* **WORK TO DO**
Skip the pictures. Transcribe the rest of the data below without changing a word.

* **MATERIAL FOR THIS EXERCISE**

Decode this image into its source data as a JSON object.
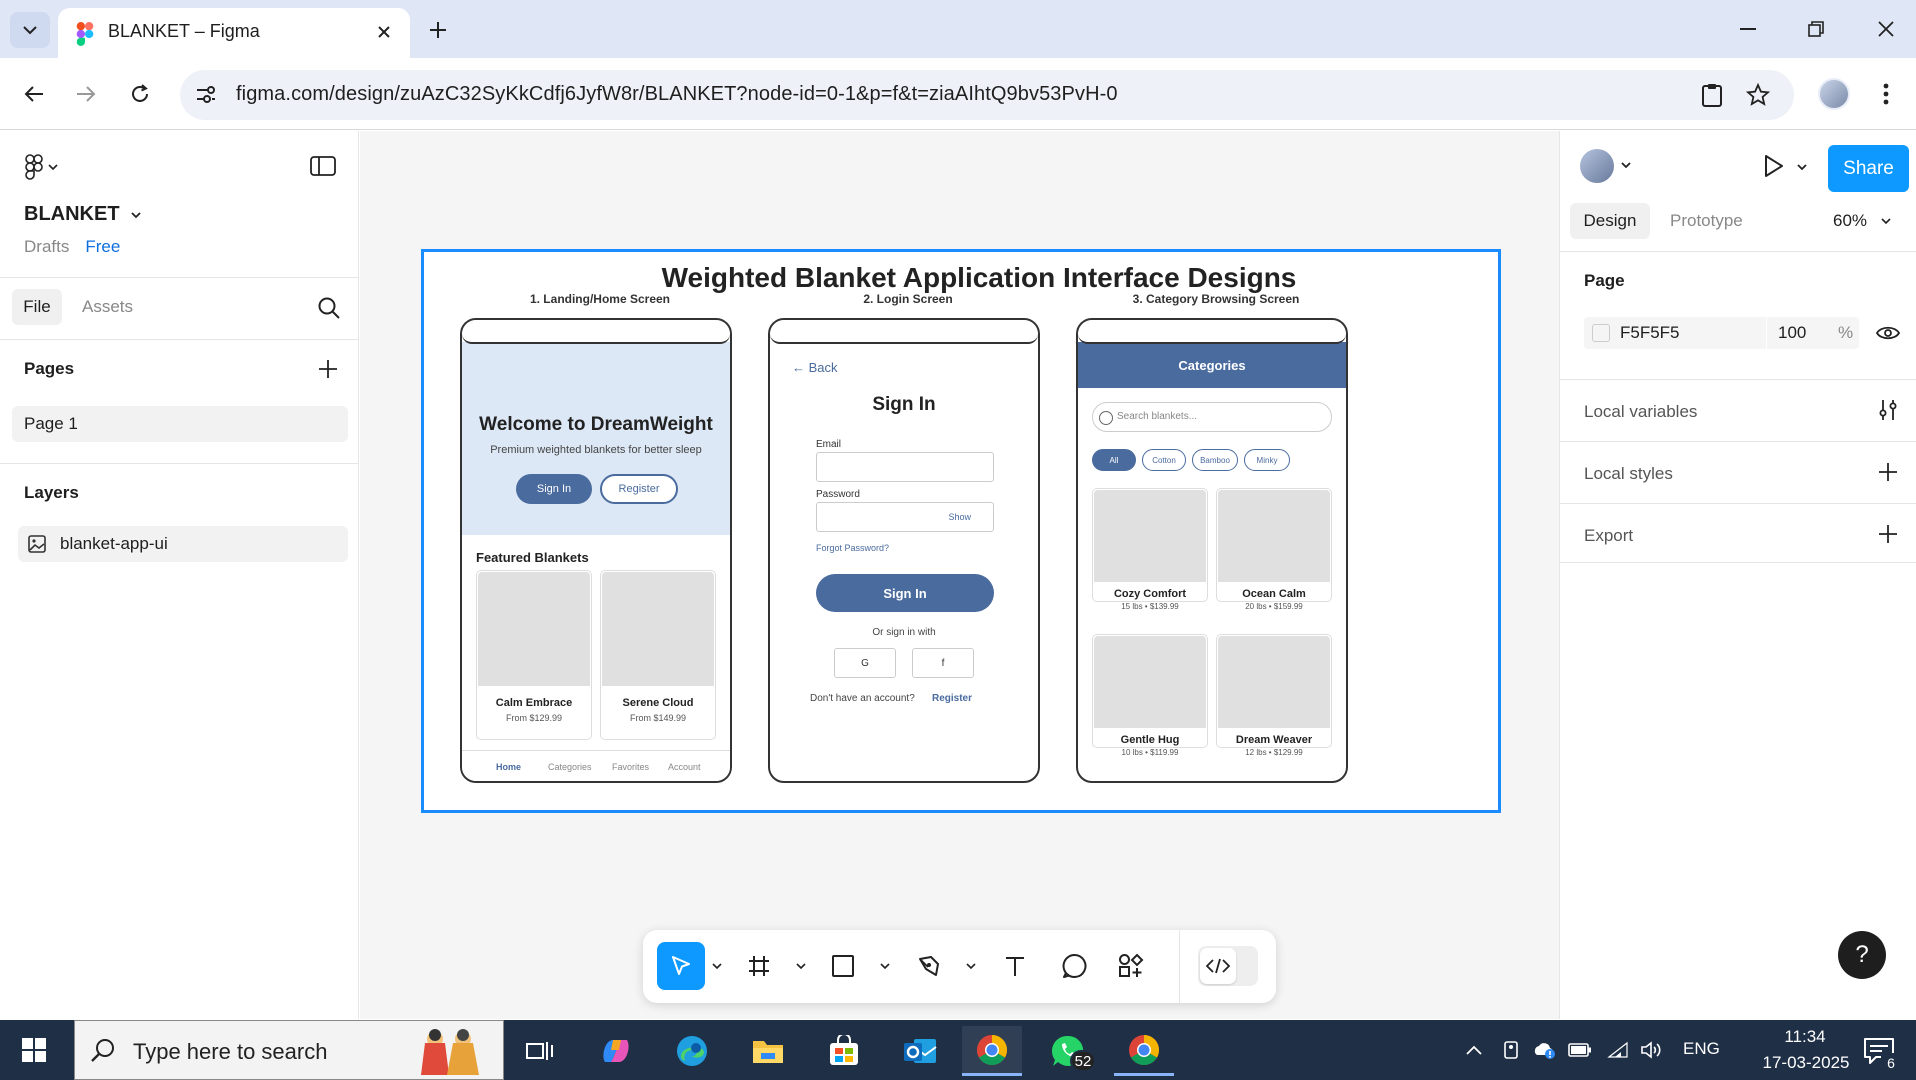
{
  "browser": {
    "tab_title": "BLANKET – Figma",
    "url": "figma.com/design/zuAzC32SyKkCdfj6JyfW8r/BLANKET?node-id=0-1&p=f&t=ziaAIhtQ9bv53PvH-0"
  },
  "left_panel": {
    "file_name": "BLANKET",
    "drafts_label": "Drafts",
    "plan_label": "Free",
    "tabs": {
      "file": "File",
      "assets": "Assets"
    },
    "pages_title": "Pages",
    "pages": [
      {
        "label": "Page 1"
      }
    ],
    "layers_title": "Layers",
    "layers": [
      {
        "label": "blanket-app-ui"
      }
    ]
  },
  "canvas": {
    "frame_title": "Weighted Blanket Application Interface Designs",
    "screen_labels": [
      "1. Landing/Home Screen",
      "2. Login Screen",
      "3. Category Browsing Screen"
    ],
    "home": {
      "welcome": "Welcome to DreamWeight",
      "tagline": "Premium weighted blankets for better sleep",
      "signin": "Sign In",
      "register": "Register",
      "featured_title": "Featured Blankets",
      "products": [
        {
          "name": "Calm Embrace",
          "price": "From $129.99"
        },
        {
          "name": "Serene Cloud",
          "price": "From $149.99"
        }
      ],
      "nav": [
        "Home",
        "Categories",
        "Favorites",
        "Account"
      ]
    },
    "login": {
      "back": "← Back",
      "title": "Sign In",
      "email_label": "Email",
      "password_label": "Password",
      "show": "Show",
      "forgot": "Forgot Password?",
      "signin": "Sign In",
      "or": "Or sign in with",
      "google": "G",
      "facebook": "f",
      "no_account": "Don't have an account?",
      "register": "Register"
    },
    "categories": {
      "title": "Categories",
      "search_placeholder": "Search blankets...",
      "chips": [
        "All",
        "Cotton",
        "Bamboo",
        "Minky"
      ],
      "products": [
        {
          "name": "Cozy Comfort",
          "meta": "15 lbs • $139.99"
        },
        {
          "name": "Ocean Calm",
          "meta": "20 lbs • $159.99"
        },
        {
          "name": "Gentle Hug",
          "meta": "10 lbs • $119.99"
        },
        {
          "name": "Dream Weaver",
          "meta": "12 lbs • $129.99"
        }
      ]
    }
  },
  "right_panel": {
    "share": "Share",
    "tabs": {
      "design": "Design",
      "prototype": "Prototype"
    },
    "zoom": "60%",
    "page_title": "Page",
    "background_hex": "F5F5F5",
    "background_opacity": "100",
    "percent_sign": "%",
    "rows": [
      "Local variables",
      "Local styles",
      "Export"
    ],
    "help": "?"
  },
  "taskbar": {
    "search_placeholder": "Type here to search",
    "whatsapp_badge": "52",
    "language": "ENG",
    "time": "11:34",
    "date": "17-03-2025",
    "notifications": "6"
  },
  "colors": {
    "accent_blue": "#0d99ff",
    "frame_blue": "#1a8cff",
    "app_primary": "#4a6b9e",
    "hero_bg": "#dde8f6",
    "canvas_bg": "#f5f5f5"
  }
}
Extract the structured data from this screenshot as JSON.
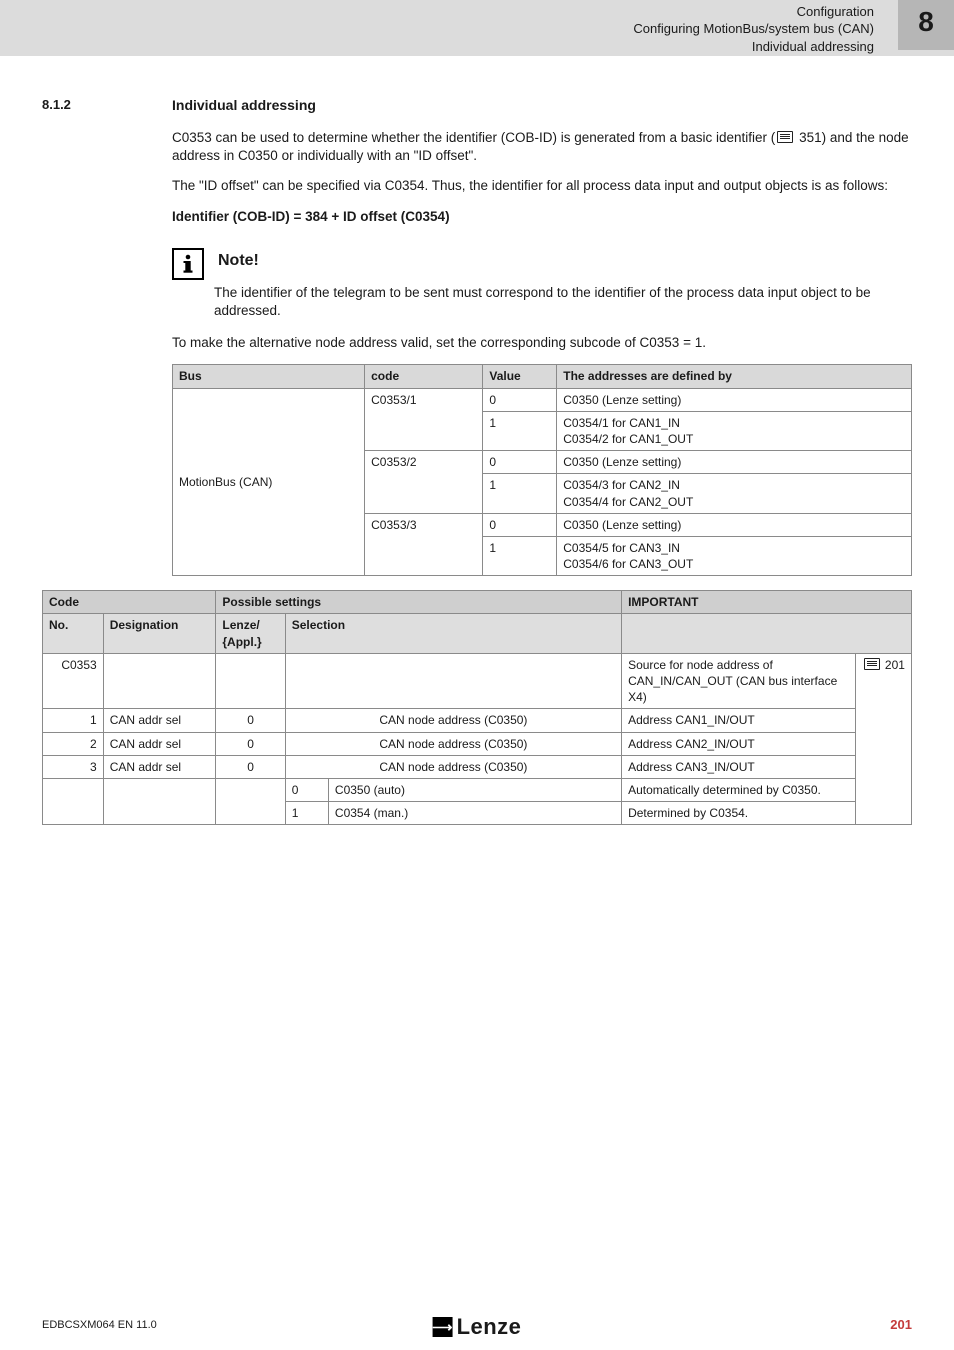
{
  "header": {
    "config_title": "Configuration",
    "subtitle1": "Configuring MotionBus/system bus (CAN)",
    "subtitle2": "Individual addressing",
    "chapter_no": "8"
  },
  "section": {
    "num": "8.1.2",
    "title": "Individual addressing"
  },
  "para1_a": "C0353 can be used to determine whether the identifier (COB-ID) is generated from a basic identifier (",
  "para1_ref": " 351) and the node address in C0350 or individually with an \"ID offset\".",
  "para2": "The \"ID offset\" can be specified via C0354. Thus, the identifier for all process data input and output objects is as follows:",
  "para3": "Identifier (COB-ID) = 384 + ID offset (C0354)",
  "note": {
    "head": "Note!",
    "body": "The identifier of the telegram to be sent must correspond to the identifier of the process data input object to be addressed."
  },
  "para4": "To make the alternative node address valid, set the corresponding subcode of C0353 = 1.",
  "bus_table": {
    "head": [
      "Bus",
      "code",
      "Value",
      "The addresses are defined by"
    ],
    "bus_label": "MotionBus (CAN)",
    "rows": [
      {
        "code": "C0353/1",
        "value": "0",
        "def": "C0350 (Lenze setting)"
      },
      {
        "code": "",
        "value": "1",
        "def": "C0354/1 for CAN1_IN\nC0354/2 for CAN1_OUT"
      },
      {
        "code": "C0353/2",
        "value": "0",
        "def": "C0350 (Lenze setting)"
      },
      {
        "code": "",
        "value": "1",
        "def": "C0354/3 for CAN2_IN\nC0354/4 for CAN2_OUT"
      },
      {
        "code": "C0353/3",
        "value": "0",
        "def": "C0350 (Lenze setting)"
      },
      {
        "code": "",
        "value": "1",
        "def": "C0354/5 for CAN3_IN\nC0354/6 for CAN3_OUT"
      }
    ]
  },
  "code_table": {
    "head1": [
      "Code",
      "Possible settings",
      "IMPORTANT"
    ],
    "head2": [
      "No.",
      "Designation",
      "Lenze/\n{Appl.}",
      "Selection"
    ],
    "rows": [
      {
        "no": "C0353",
        "desig": "",
        "lenze": "",
        "sel_a": "",
        "sel_b": "",
        "important": "Source for node address of CAN_IN/CAN_OUT (CAN bus interface X4)",
        "page": " 201"
      },
      {
        "no": "1",
        "desig": "CAN addr sel",
        "lenze": "0",
        "sel_a": "",
        "sel_b": "CAN node address (C0350)",
        "important": "Address CAN1_IN/OUT"
      },
      {
        "no": "2",
        "desig": "CAN addr sel",
        "lenze": "0",
        "sel_a": "",
        "sel_b": "CAN node address (C0350)",
        "important": "Address CAN2_IN/OUT"
      },
      {
        "no": "3",
        "desig": "CAN addr sel",
        "lenze": "0",
        "sel_a": "",
        "sel_b": "CAN node address (C0350)",
        "important": "Address CAN3_IN/OUT"
      },
      {
        "no": "",
        "desig": "",
        "lenze": "",
        "sel_a": "0",
        "sel_b": "C0350 (auto)",
        "important": "Automatically determined by C0350."
      },
      {
        "no": "",
        "desig": "",
        "lenze": "",
        "sel_a": "1",
        "sel_b": "C0354 (man.)",
        "important": "Determined by C0354."
      }
    ]
  },
  "footer": {
    "doc": "EDBCSXM064 EN 11.0",
    "page": "201",
    "brand": "Lenze"
  }
}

* **SOLUTION**
Decode this image into its source data as a JSON object.
{
  "browser": {
    "tab_title": "BLANKET – Figma",
    "url": "figma.com/design/zuAzC32SyKkCdfj6JyfW8r/BLANKET?node-id=0-1&p=f&t=ziaAIhtQ9bv53PvH-0"
  },
  "left_panel": {
    "file_name": "BLANKET",
    "drafts_label": "Drafts",
    "plan_label": "Free",
    "tabs": {
      "file": "File",
      "assets": "Assets"
    },
    "pages_title": "Pages",
    "pages": [
      {
        "label": "Page 1"
      }
    ],
    "layers_title": "Layers",
    "layers": [
      {
        "label": "blanket-app-ui"
      }
    ]
  },
  "canvas": {
    "frame_title": "Weighted Blanket Application Interface Designs",
    "screen_labels": [
      "1. Landing/Home Screen",
      "2. Login Screen",
      "3. Category Browsing Screen"
    ],
    "home": {
      "welcome": "Welcome to DreamWeight",
      "tagline": "Premium weighted blankets for better sleep",
      "signin": "Sign In",
      "register": "Register",
      "featured_title": "Featured Blankets",
      "products": [
        {
          "name": "Calm Embrace",
          "price": "From $129.99"
        },
        {
          "name": "Serene Cloud",
          "price": "From $149.99"
        }
      ],
      "nav": [
        "Home",
        "Categories",
        "Favorites",
        "Account"
      ]
    },
    "login": {
      "back": "← Back",
      "title": "Sign In",
      "email_label": "Email",
      "password_label": "Password",
      "show": "Show",
      "forgot": "Forgot Password?",
      "signin": "Sign In",
      "or": "Or sign in with",
      "google": "G",
      "facebook": "f",
      "no_account": "Don't have an account?",
      "register": "Register"
    },
    "categories": {
      "title": "Categories",
      "search_placeholder": "Search blankets...",
      "chips": [
        "All",
        "Cotton",
        "Bamboo",
        "Minky"
      ],
      "products": [
        {
          "name": "Cozy Comfort",
          "meta": "15 lbs • $139.99"
        },
        {
          "name": "Ocean Calm",
          "meta": "20 lbs • $159.99"
        },
        {
          "name": "Gentle Hug",
          "meta": "10 lbs • $119.99"
        },
        {
          "name": "Dream Weaver",
          "meta": "12 lbs • $129.99"
        }
      ]
    }
  },
  "right_panel": {
    "share": "Share",
    "tabs": {
      "design": "Design",
      "prototype": "Prototype"
    },
    "zoom": "60%",
    "page_title": "Page",
    "background_hex": "F5F5F5",
    "background_opacity": "100",
    "percent_sign": "%",
    "rows": [
      "Local variables",
      "Local styles",
      "Export"
    ],
    "help": "?"
  },
  "taskbar": {
    "search_placeholder": "Type here to search",
    "whatsapp_badge": "52",
    "language": "ENG",
    "time": "11:34",
    "date": "17-03-2025",
    "notifications": "6"
  },
  "colors": {
    "accent_blue": "#0d99ff",
    "frame_blue": "#1a8cff",
    "app_primary": "#4a6b9e",
    "hero_bg": "#dde8f6",
    "canvas_bg": "#f5f5f5"
  }
}
Extract the structured data from this screenshot as JSON.
{
  "header": {
    "config_title": "Configuration",
    "subtitle1": "Configuring MotionBus/system bus (CAN)",
    "subtitle2": "Individual addressing",
    "chapter_no": "8"
  },
  "section": {
    "num": "8.1.2",
    "title": "Individual addressing"
  },
  "para1_a": "C0353 can be used to determine whether the identifier (COB-ID) is generated from a basic identifier (",
  "para1_ref": " 351) and the node address in C0350 or individually with an \"ID offset\".",
  "para2": "The \"ID offset\" can be specified via C0354. Thus, the identifier for all process data input and output objects is as follows:",
  "para3": "Identifier (COB-ID) = 384 + ID offset (C0354)",
  "note": {
    "head": "Note!",
    "body": "The identifier of the telegram to be sent must correspond to the identifier of the process data input object to be addressed."
  },
  "para4": "To make the alternative node address valid, set the corresponding subcode of C0353 = 1.",
  "bus_table": {
    "head": [
      "Bus",
      "code",
      "Value",
      "The addresses are defined by"
    ],
    "bus_label": "MotionBus (CAN)",
    "rows": [
      {
        "code": "C0353/1",
        "value": "0",
        "def": "C0350 (Lenze setting)"
      },
      {
        "code": "",
        "value": "1",
        "def": "C0354/1 for CAN1_IN\nC0354/2 for CAN1_OUT"
      },
      {
        "code": "C0353/2",
        "value": "0",
        "def": "C0350 (Lenze setting)"
      },
      {
        "code": "",
        "value": "1",
        "def": "C0354/3 for CAN2_IN\nC0354/4 for CAN2_OUT"
      },
      {
        "code": "C0353/3",
        "value": "0",
        "def": "C0350 (Lenze setting)"
      },
      {
        "code": "",
        "value": "1",
        "def": "C0354/5 for CAN3_IN\nC0354/6 for CAN3_OUT"
      }
    ]
  },
  "code_table": {
    "head1": [
      "Code",
      "Possible settings",
      "IMPORTANT"
    ],
    "head2": [
      "No.",
      "Designation",
      "Lenze/\n{Appl.}",
      "Selection"
    ],
    "rows": [
      {
        "no": "C0353",
        "desig": "",
        "lenze": "",
        "sel_a": "",
        "sel_b": "",
        "important": "Source for node address of CAN_IN/CAN_OUT (CAN bus interface X4)",
        "page": " 201"
      },
      {
        "no": "1",
        "desig": "CAN addr sel",
        "lenze": "0",
        "sel_a": "",
        "sel_b": "CAN node address (C0350)",
        "important": "Address CAN1_IN/OUT"
      },
      {
        "no": "2",
        "desig": "CAN addr sel",
        "lenze": "0",
        "sel_a": "",
        "sel_b": "CAN node address (C0350)",
        "important": "Address CAN2_IN/OUT"
      },
      {
        "no": "3",
        "desig": "CAN addr sel",
        "lenze": "0",
        "sel_a": "",
        "sel_b": "CAN node address (C0350)",
        "important": "Address CAN3_IN/OUT"
      },
      {
        "no": "",
        "desig": "",
        "lenze": "",
        "sel_a": "0",
        "sel_b": "C0350 (auto)",
        "important": "Automatically determined by C0350."
      },
      {
        "no": "",
        "desig": "",
        "lenze": "",
        "sel_a": "1",
        "sel_b": "C0354 (man.)",
        "important": "Determined by C0354."
      }
    ]
  },
  "footer": {
    "doc": "EDBCSXM064 EN 11.0",
    "page": "201",
    "brand": "Lenze"
  }
}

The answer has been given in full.